_Exercise details_
Take every line from the material that has the word "grid" in it.

------ Data supplied ------

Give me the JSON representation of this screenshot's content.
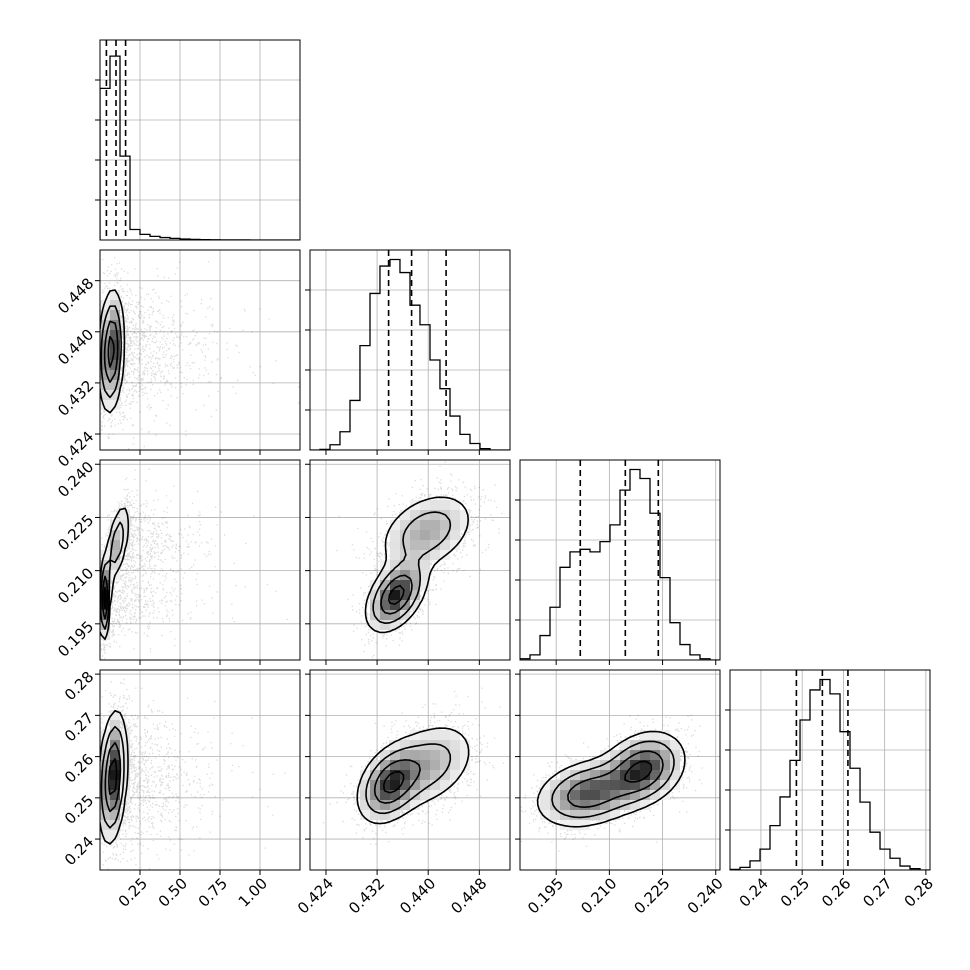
{
  "chart_data": {
    "type": "corner",
    "description_units": "parameter values in data units; no axis titles are printed",
    "params": [
      {
        "index": 0,
        "range": [
          0.0,
          1.25
        ],
        "ticks": [
          0.25,
          0.5,
          0.75,
          1.0
        ],
        "tick_labels": [
          "0.25",
          "0.50",
          "0.75",
          "1.00"
        ],
        "quantiles": [
          0.04,
          0.1,
          0.16
        ]
      },
      {
        "index": 1,
        "range": [
          0.4215,
          0.4528
        ],
        "ticks": [
          0.424,
          0.432,
          0.44,
          0.448
        ],
        "tick_labels": [
          "0.424",
          "0.432",
          "0.440",
          "0.448"
        ],
        "quantiles": [
          0.4338,
          0.4374,
          0.4428
        ]
      },
      {
        "index": 2,
        "range": [
          0.1848,
          0.2412
        ],
        "ticks": [
          0.195,
          0.21,
          0.225,
          0.24
        ],
        "tick_labels": [
          "0.195",
          "0.210",
          "0.225",
          "0.240"
        ],
        "quantiles": [
          0.2018,
          0.2145,
          0.2238
        ]
      },
      {
        "index": 3,
        "range": [
          0.2325,
          0.281
        ],
        "ticks": [
          0.24,
          0.25,
          0.26,
          0.27,
          0.28
        ],
        "tick_labels": [
          "0.24",
          "0.25",
          "0.26",
          "0.27",
          "0.28"
        ],
        "quantiles": [
          0.2486,
          0.2549,
          0.2611
        ]
      }
    ],
    "histograms": [
      {
        "param": 0,
        "bins": [
          0.0,
          0.0625,
          0.125,
          0.1875,
          0.25,
          0.3125,
          0.375,
          0.4375,
          0.5,
          0.5625,
          0.625,
          0.6875,
          0.75,
          0.8125,
          0.875,
          0.9375,
          1.0,
          1.0625,
          1.125,
          1.1875,
          1.25
        ],
        "counts": [
          1880,
          2280,
          1040,
          130,
          70,
          45,
          30,
          20,
          12,
          8,
          5,
          3,
          2,
          1,
          1,
          0,
          0,
          0,
          0,
          0
        ],
        "ylim": [
          0,
          2480
        ]
      },
      {
        "param": 1,
        "bins": [
          0.4215,
          0.42306,
          0.42463,
          0.42619,
          0.42776,
          0.42932,
          0.43089,
          0.43245,
          0.43402,
          0.43558,
          0.43715,
          0.43871,
          0.44028,
          0.44184,
          0.44341,
          0.44497,
          0.44654,
          0.4481,
          0.44967,
          0.45123,
          0.4528
        ],
        "counts": [
          0,
          5,
          40,
          140,
          380,
          800,
          1200,
          1410,
          1460,
          1360,
          1110,
          960,
          690,
          470,
          260,
          120,
          50,
          10,
          0,
          0
        ],
        "ylim": [
          0,
          1533
        ]
      },
      {
        "param": 2,
        "bins": [
          0.1848,
          0.18762,
          0.19044,
          0.19326,
          0.19608,
          0.1989,
          0.20172,
          0.20454,
          0.20736,
          0.21018,
          0.213,
          0.21582,
          0.21864,
          0.22146,
          0.22428,
          0.2271,
          0.22992,
          0.23274,
          0.23556,
          0.23838,
          0.2412
        ],
        "counts": [
          10,
          40,
          190,
          410,
          720,
          840,
          860,
          840,
          920,
          1050,
          1320,
          1480,
          1410,
          1140,
          640,
          290,
          120,
          40,
          10,
          0
        ],
        "ylim": [
          0,
          1554
        ]
      },
      {
        "param": 3,
        "bins": [
          0.2325,
          0.23493,
          0.23735,
          0.23978,
          0.2422,
          0.24463,
          0.24705,
          0.24948,
          0.2519,
          0.25433,
          0.25675,
          0.25918,
          0.2616,
          0.26403,
          0.26645,
          0.26888,
          0.2713,
          0.27373,
          0.27615,
          0.27858,
          0.281
        ],
        "counts": [
          5,
          20,
          70,
          160,
          340,
          560,
          840,
          1150,
          1380,
          1460,
          1350,
          1060,
          780,
          520,
          290,
          160,
          90,
          30,
          10,
          0
        ],
        "ylim": [
          0,
          1533
        ]
      }
    ],
    "correlations": [
      {
        "x": 0,
        "y": 1,
        "components": [
          {
            "mx": 0.07,
            "my": 0.437,
            "sx": 0.04,
            "sy": 0.0048,
            "rho": 0.15,
            "w": 1.0
          }
        ]
      },
      {
        "x": 0,
        "y": 2,
        "components": [
          {
            "mx": 0.03,
            "my": 0.202,
            "sx": 0.018,
            "sy": 0.006,
            "rho": 0.3,
            "w": 0.5
          },
          {
            "mx": 0.11,
            "my": 0.218,
            "sx": 0.04,
            "sy": 0.006,
            "rho": 0.55,
            "w": 0.5
          }
        ]
      },
      {
        "x": 0,
        "y": 3,
        "components": [
          {
            "mx": 0.08,
            "my": 0.255,
            "sx": 0.045,
            "sy": 0.008,
            "rho": 0.25,
            "w": 1.0
          }
        ]
      },
      {
        "x": 1,
        "y": 2,
        "components": [
          {
            "mx": 0.435,
            "my": 0.203,
            "sx": 0.0024,
            "sy": 0.0052,
            "rho": 0.45,
            "w": 0.5
          },
          {
            "mx": 0.4398,
            "my": 0.221,
            "sx": 0.004,
            "sy": 0.006,
            "rho": 0.35,
            "w": 0.5
          }
        ]
      },
      {
        "x": 1,
        "y": 3,
        "components": [
          {
            "mx": 0.434,
            "my": 0.2532,
            "sx": 0.0026,
            "sy": 0.0048,
            "rho": 0.35,
            "w": 0.5
          },
          {
            "mx": 0.44,
            "my": 0.258,
            "sx": 0.004,
            "sy": 0.0056,
            "rho": 0.35,
            "w": 0.5
          }
        ]
      },
      {
        "x": 2,
        "y": 3,
        "components": [
          {
            "mx": 0.204,
            "my": 0.251,
            "sx": 0.0075,
            "sy": 0.0042,
            "rho": 0.25,
            "w": 0.5
          },
          {
            "mx": 0.2195,
            "my": 0.257,
            "sx": 0.006,
            "sy": 0.0046,
            "rho": 0.25,
            "w": 0.5
          }
        ]
      }
    ],
    "contour_levels_sigma": [
      0.5,
      1.0,
      1.5,
      2.0
    ],
    "colors": {
      "line": "#000000",
      "grid": "#b0b0b0",
      "points": "#000000",
      "background": "#ffffff"
    },
    "grid": true,
    "legend": "none"
  }
}
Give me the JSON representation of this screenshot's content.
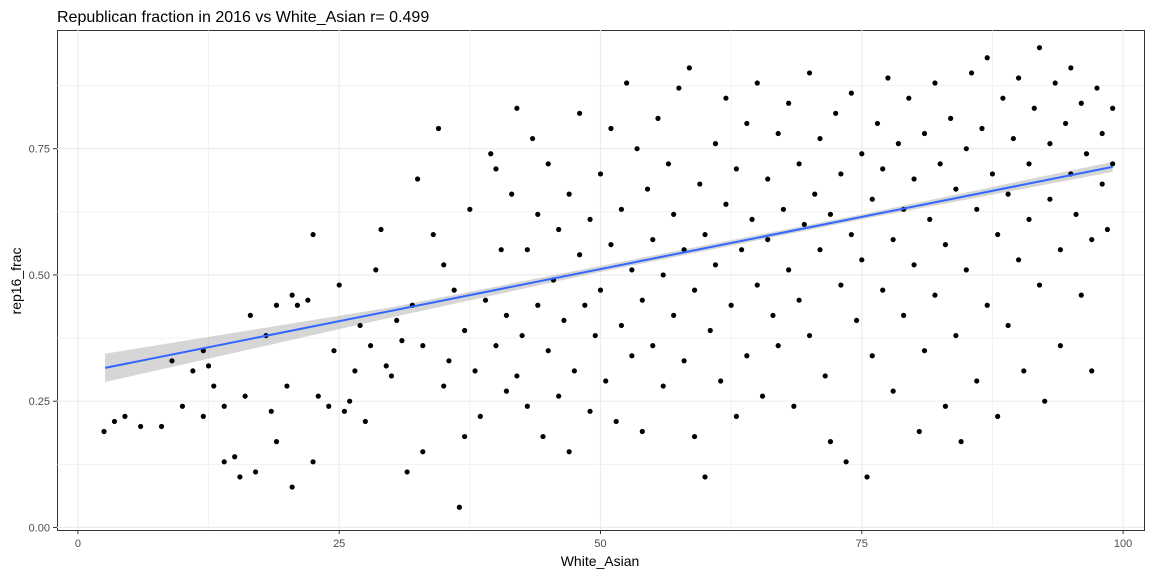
{
  "chart_data": {
    "type": "scatter",
    "title": "Republican fraction in 2016 vs White_Asian  r= 0.499",
    "xlabel": "White_Asian",
    "ylabel": "rep16_frac",
    "xlim": [
      -2,
      102
    ],
    "ylim": [
      -0.005,
      0.985
    ],
    "xticks": [
      0,
      25,
      50,
      75,
      100
    ],
    "xtick_labels": [
      "0",
      "25",
      "50",
      "75",
      "100"
    ],
    "yticks": [
      0.0,
      0.25,
      0.5,
      0.75
    ],
    "ytick_labels": [
      "0.00",
      "0.25",
      "0.50",
      "0.75"
    ],
    "grid": true,
    "colors": {
      "points": "#000000",
      "fit_line": "#3366FF",
      "band": "#999999",
      "grid": "#ebebeb"
    },
    "fit": {
      "x": [
        2.6,
        99
      ],
      "y": [
        0.316,
        0.714
      ],
      "se_band": [
        [
          2.6,
          0.288,
          0.344
        ],
        [
          30,
          0.416,
          0.436
        ],
        [
          50,
          0.506,
          0.518
        ],
        [
          75,
          0.61,
          0.62
        ],
        [
          99,
          0.704,
          0.724
        ]
      ]
    },
    "points": [
      [
        2.5,
        0.19
      ],
      [
        3.5,
        0.21
      ],
      [
        4.5,
        0.22
      ],
      [
        6,
        0.2
      ],
      [
        8,
        0.2
      ],
      [
        9,
        0.33
      ],
      [
        10,
        0.24
      ],
      [
        11,
        0.31
      ],
      [
        12,
        0.35
      ],
      [
        12.5,
        0.32
      ],
      [
        12,
        0.22
      ],
      [
        13,
        0.28
      ],
      [
        14,
        0.24
      ],
      [
        14,
        0.13
      ],
      [
        15,
        0.14
      ],
      [
        15.5,
        0.1
      ],
      [
        16,
        0.26
      ],
      [
        16.5,
        0.42
      ],
      [
        17,
        0.11
      ],
      [
        18,
        0.38
      ],
      [
        18.5,
        0.23
      ],
      [
        19,
        0.17
      ],
      [
        19,
        0.44
      ],
      [
        20,
        0.28
      ],
      [
        20.5,
        0.08
      ],
      [
        20.5,
        0.46
      ],
      [
        21,
        0.44
      ],
      [
        22,
        0.45
      ],
      [
        22.5,
        0.58
      ],
      [
        22.5,
        0.13
      ],
      [
        23,
        0.26
      ],
      [
        24,
        0.24
      ],
      [
        24.5,
        0.35
      ],
      [
        25,
        0.48
      ],
      [
        25.5,
        0.23
      ],
      [
        26,
        0.25
      ],
      [
        26.5,
        0.31
      ],
      [
        27,
        0.4
      ],
      [
        27.5,
        0.21
      ],
      [
        28,
        0.36
      ],
      [
        28.5,
        0.51
      ],
      [
        29,
        0.59
      ],
      [
        29.5,
        0.32
      ],
      [
        30,
        0.3
      ],
      [
        30.5,
        0.41
      ],
      [
        31,
        0.37
      ],
      [
        31.5,
        0.11
      ],
      [
        32,
        0.44
      ],
      [
        32.5,
        0.69
      ],
      [
        33,
        0.15
      ],
      [
        33,
        0.36
      ],
      [
        34,
        0.58
      ],
      [
        34.5,
        0.79
      ],
      [
        35,
        0.28
      ],
      [
        35,
        0.52
      ],
      [
        35.5,
        0.33
      ],
      [
        36,
        0.47
      ],
      [
        36.5,
        0.04
      ],
      [
        37,
        0.18
      ],
      [
        37,
        0.39
      ],
      [
        37.5,
        0.63
      ],
      [
        38,
        0.31
      ],
      [
        38.5,
        0.22
      ],
      [
        39,
        0.45
      ],
      [
        39.5,
        0.74
      ],
      [
        40,
        0.36
      ],
      [
        40,
        0.71
      ],
      [
        40.5,
        0.55
      ],
      [
        41,
        0.27
      ],
      [
        41,
        0.42
      ],
      [
        41.5,
        0.66
      ],
      [
        42,
        0.3
      ],
      [
        42,
        0.83
      ],
      [
        42.5,
        0.38
      ],
      [
        43,
        0.24
      ],
      [
        43,
        0.55
      ],
      [
        43.5,
        0.77
      ],
      [
        44,
        0.44
      ],
      [
        44,
        0.62
      ],
      [
        44.5,
        0.18
      ],
      [
        45,
        0.35
      ],
      [
        45,
        0.72
      ],
      [
        45.5,
        0.49
      ],
      [
        46,
        0.26
      ],
      [
        46,
        0.59
      ],
      [
        46.5,
        0.41
      ],
      [
        47,
        0.66
      ],
      [
        47,
        0.15
      ],
      [
        47.5,
        0.31
      ],
      [
        48,
        0.54
      ],
      [
        48,
        0.82
      ],
      [
        48.5,
        0.44
      ],
      [
        49,
        0.23
      ],
      [
        49,
        0.61
      ],
      [
        49.5,
        0.38
      ],
      [
        50,
        0.7
      ],
      [
        50,
        0.47
      ],
      [
        50.5,
        0.29
      ],
      [
        51,
        0.56
      ],
      [
        51,
        0.79
      ],
      [
        51.5,
        0.21
      ],
      [
        52,
        0.63
      ],
      [
        52,
        0.4
      ],
      [
        52.5,
        0.88
      ],
      [
        53,
        0.34
      ],
      [
        53,
        0.51
      ],
      [
        53.5,
        0.75
      ],
      [
        54,
        0.45
      ],
      [
        54,
        0.19
      ],
      [
        54.5,
        0.67
      ],
      [
        55,
        0.57
      ],
      [
        55,
        0.36
      ],
      [
        55.5,
        0.81
      ],
      [
        56,
        0.5
      ],
      [
        56,
        0.28
      ],
      [
        56.5,
        0.72
      ],
      [
        57,
        0.42
      ],
      [
        57,
        0.62
      ],
      [
        57.5,
        0.87
      ],
      [
        58,
        0.33
      ],
      [
        58,
        0.55
      ],
      [
        58.5,
        0.91
      ],
      [
        59,
        0.47
      ],
      [
        59,
        0.18
      ],
      [
        59.5,
        0.68
      ],
      [
        60,
        0.1
      ],
      [
        60,
        0.58
      ],
      [
        60.5,
        0.39
      ],
      [
        61,
        0.76
      ],
      [
        61,
        0.52
      ],
      [
        61.5,
        0.29
      ],
      [
        62,
        0.85
      ],
      [
        62,
        0.64
      ],
      [
        62.5,
        0.44
      ],
      [
        63,
        0.22
      ],
      [
        63,
        0.71
      ],
      [
        63.5,
        0.55
      ],
      [
        64,
        0.34
      ],
      [
        64,
        0.8
      ],
      [
        64.5,
        0.61
      ],
      [
        65,
        0.48
      ],
      [
        65,
        0.88
      ],
      [
        65.5,
        0.26
      ],
      [
        66,
        0.69
      ],
      [
        66,
        0.57
      ],
      [
        66.5,
        0.42
      ],
      [
        67,
        0.78
      ],
      [
        67,
        0.36
      ],
      [
        67.5,
        0.63
      ],
      [
        68,
        0.84
      ],
      [
        68,
        0.51
      ],
      [
        68.5,
        0.24
      ],
      [
        69,
        0.72
      ],
      [
        69,
        0.45
      ],
      [
        69.5,
        0.6
      ],
      [
        70,
        0.9
      ],
      [
        70,
        0.38
      ],
      [
        70.5,
        0.66
      ],
      [
        71,
        0.55
      ],
      [
        71,
        0.77
      ],
      [
        71.5,
        0.3
      ],
      [
        72,
        0.62
      ],
      [
        72,
        0.17
      ],
      [
        72.5,
        0.82
      ],
      [
        73,
        0.48
      ],
      [
        73,
        0.7
      ],
      [
        73.5,
        0.13
      ],
      [
        74,
        0.58
      ],
      [
        74,
        0.86
      ],
      [
        74.5,
        0.41
      ],
      [
        75,
        0.74
      ],
      [
        75,
        0.53
      ],
      [
        75.5,
        0.1
      ],
      [
        76,
        0.65
      ],
      [
        76,
        0.34
      ],
      [
        76.5,
        0.8
      ],
      [
        77,
        0.47
      ],
      [
        77,
        0.71
      ],
      [
        77.5,
        0.89
      ],
      [
        78,
        0.57
      ],
      [
        78,
        0.27
      ],
      [
        78.5,
        0.76
      ],
      [
        79,
        0.63
      ],
      [
        79,
        0.42
      ],
      [
        79.5,
        0.85
      ],
      [
        80,
        0.52
      ],
      [
        80,
        0.69
      ],
      [
        80.5,
        0.19
      ],
      [
        81,
        0.78
      ],
      [
        81,
        0.35
      ],
      [
        81.5,
        0.61
      ],
      [
        82,
        0.88
      ],
      [
        82,
        0.46
      ],
      [
        82.5,
        0.72
      ],
      [
        83,
        0.24
      ],
      [
        83,
        0.56
      ],
      [
        83.5,
        0.81
      ],
      [
        84,
        0.67
      ],
      [
        84,
        0.38
      ],
      [
        84.5,
        0.17
      ],
      [
        85,
        0.75
      ],
      [
        85,
        0.51
      ],
      [
        85.5,
        0.9
      ],
      [
        86,
        0.63
      ],
      [
        86,
        0.29
      ],
      [
        86.5,
        0.79
      ],
      [
        87,
        0.44
      ],
      [
        87,
        0.93
      ],
      [
        87.5,
        0.7
      ],
      [
        88,
        0.58
      ],
      [
        88,
        0.22
      ],
      [
        88.5,
        0.85
      ],
      [
        89,
        0.66
      ],
      [
        89,
        0.4
      ],
      [
        89.5,
        0.77
      ],
      [
        90,
        0.53
      ],
      [
        90,
        0.89
      ],
      [
        90.5,
        0.31
      ],
      [
        91,
        0.72
      ],
      [
        91,
        0.61
      ],
      [
        91.5,
        0.83
      ],
      [
        92,
        0.48
      ],
      [
        92,
        0.95
      ],
      [
        92.5,
        0.25
      ],
      [
        93,
        0.76
      ],
      [
        93,
        0.65
      ],
      [
        93.5,
        0.88
      ],
      [
        94,
        0.55
      ],
      [
        94,
        0.36
      ],
      [
        94.5,
        0.8
      ],
      [
        95,
        0.7
      ],
      [
        95,
        0.91
      ],
      [
        95.5,
        0.62
      ],
      [
        96,
        0.46
      ],
      [
        96,
        0.84
      ],
      [
        96.5,
        0.74
      ],
      [
        97,
        0.31
      ],
      [
        97,
        0.57
      ],
      [
        97.5,
        0.87
      ],
      [
        98,
        0.68
      ],
      [
        98,
        0.78
      ],
      [
        98.5,
        0.59
      ],
      [
        99,
        0.83
      ],
      [
        99,
        0.72
      ]
    ]
  }
}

------

_The response_
      "grid": "#b0b0b0",
    "grid": true,
    "grid": true,
      "grid": "#ebebeb"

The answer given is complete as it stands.